§ Records supplied
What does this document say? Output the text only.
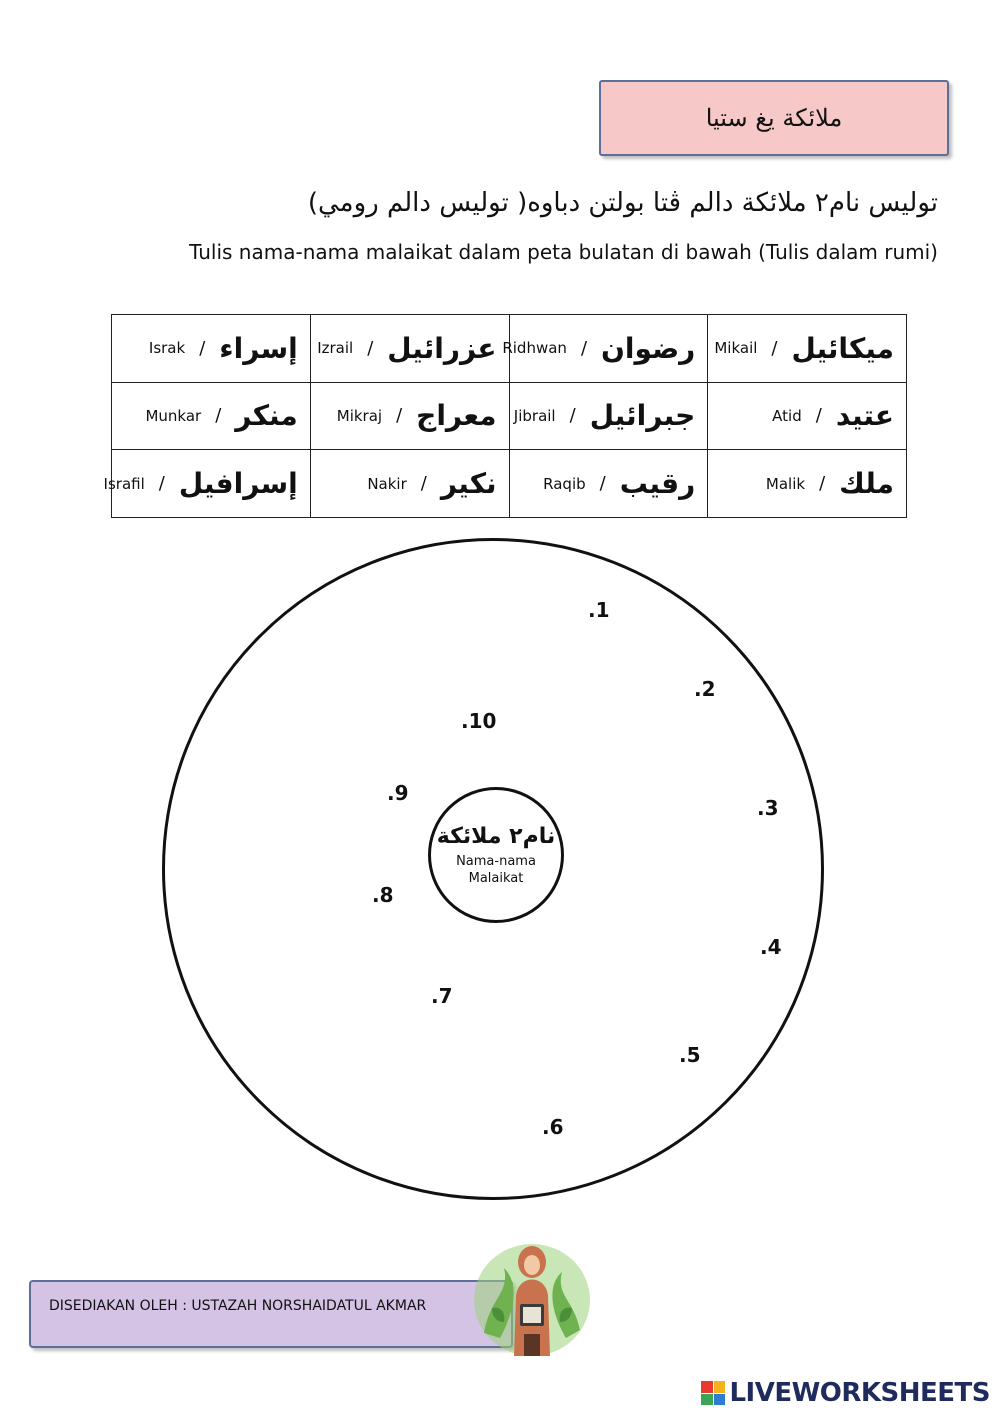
ملائكة يغ ستيا
توليس نام٢ ملائكة دالم ڤتا بولتن دباوه( توليس دالم رومي)
Tulis nama-nama malaikat dalam peta bulatan di bawah (Tulis dalam rumi)
Israk / إسراء	Izrail / عزرائيل	Ridhwan / رضوان	Mikail / ميكائيل

Munkar / منكر	Mikraj / معراج	Jibrail / جبرائيل	Atid / عتيد

Israfil / إسرافيل	Nakir / نكير	Raqib / رقيب	Malik / ملك
نام٢ ملائكة
Nama-nama
Malaikat
.1
.2
.3
.4
.5
.6
.7
.8
.9
.10
DISEDIAKAN OLEH : USTAZAH NORSHAIDATUL AKMAR
LIVEWORKSHEETS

§ Challenge
All preceding records should be duplicated verbatim, images excepted.

§ Answer to this problem
What does this document say? Output the text only.
ملائكة يغ ستيا
توليس نام٢ ملائكة دالم ڤتا بولتن دباوه( توليس دالم رومي)
Tulis nama-nama malaikat dalam peta bulatan di bawah (Tulis dalam rumi)
Israk / إسراء	Izrail / عزرائيل	Ridhwan / رضوان	Mikail / ميكائيل

Munkar / منكر	Mikraj / معراج	Jibrail / جبرائيل	Atid / عتيد

Israfil / إسرافيل	Nakir / نكير	Raqib / رقيب	Malik / ملك
نام٢ ملائكة
Nama-nama
Malaikat
.1
.2
.3
.4
.5
.6
.7
.8
.9
.10
DISEDIAKAN OLEH : USTAZAH NORSHAIDATUL AKMAR
LIVEWORKSHEETS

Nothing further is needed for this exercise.